== The problem ==
Return all lines that include the string "discos".

== Records ==

┏━━

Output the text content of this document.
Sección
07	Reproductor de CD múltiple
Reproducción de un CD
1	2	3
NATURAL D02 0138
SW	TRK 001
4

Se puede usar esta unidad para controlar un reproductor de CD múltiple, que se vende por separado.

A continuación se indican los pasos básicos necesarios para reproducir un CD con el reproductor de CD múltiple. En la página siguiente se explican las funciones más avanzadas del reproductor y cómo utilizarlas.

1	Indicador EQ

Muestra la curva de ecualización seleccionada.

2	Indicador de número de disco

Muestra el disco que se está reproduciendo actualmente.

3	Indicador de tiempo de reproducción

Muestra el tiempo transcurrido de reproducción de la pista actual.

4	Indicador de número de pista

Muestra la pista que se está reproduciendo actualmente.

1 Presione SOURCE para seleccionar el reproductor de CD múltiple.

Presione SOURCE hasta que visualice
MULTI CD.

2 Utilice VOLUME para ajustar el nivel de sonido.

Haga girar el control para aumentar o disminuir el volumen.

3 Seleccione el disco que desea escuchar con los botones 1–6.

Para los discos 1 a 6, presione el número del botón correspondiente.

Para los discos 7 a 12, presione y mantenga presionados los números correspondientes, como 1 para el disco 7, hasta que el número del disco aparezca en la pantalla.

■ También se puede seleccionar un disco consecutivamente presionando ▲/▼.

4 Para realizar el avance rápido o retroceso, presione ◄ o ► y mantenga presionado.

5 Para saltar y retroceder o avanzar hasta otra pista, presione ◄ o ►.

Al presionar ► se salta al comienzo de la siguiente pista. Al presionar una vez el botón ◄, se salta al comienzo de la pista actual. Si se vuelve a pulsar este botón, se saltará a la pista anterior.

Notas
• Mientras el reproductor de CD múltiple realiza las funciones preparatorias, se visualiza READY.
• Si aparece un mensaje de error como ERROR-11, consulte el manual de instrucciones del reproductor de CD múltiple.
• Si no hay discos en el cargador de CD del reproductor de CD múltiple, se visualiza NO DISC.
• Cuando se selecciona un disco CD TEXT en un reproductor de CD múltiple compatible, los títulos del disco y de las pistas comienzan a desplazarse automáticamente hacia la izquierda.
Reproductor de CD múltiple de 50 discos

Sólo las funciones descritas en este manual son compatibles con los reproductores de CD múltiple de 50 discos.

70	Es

┗━━

== Task solution ==
Para los discos 1 a 6, presione el número del botón correspondiente.
Para los discos 7 a 12, presione y mantenga presionados los números correspondientes, como 1 para el disco 7, hasta que el número del disco aparezca en la pantalla.
• Si no hay discos en el cargador de CD del reproductor de CD múltiple, se visualiza NO DISC.
Reproductor de CD múltiple de 50 discos
Sólo las funciones descritas en este manual son compatibles con los reproductores de CD múltiple de 50 discos.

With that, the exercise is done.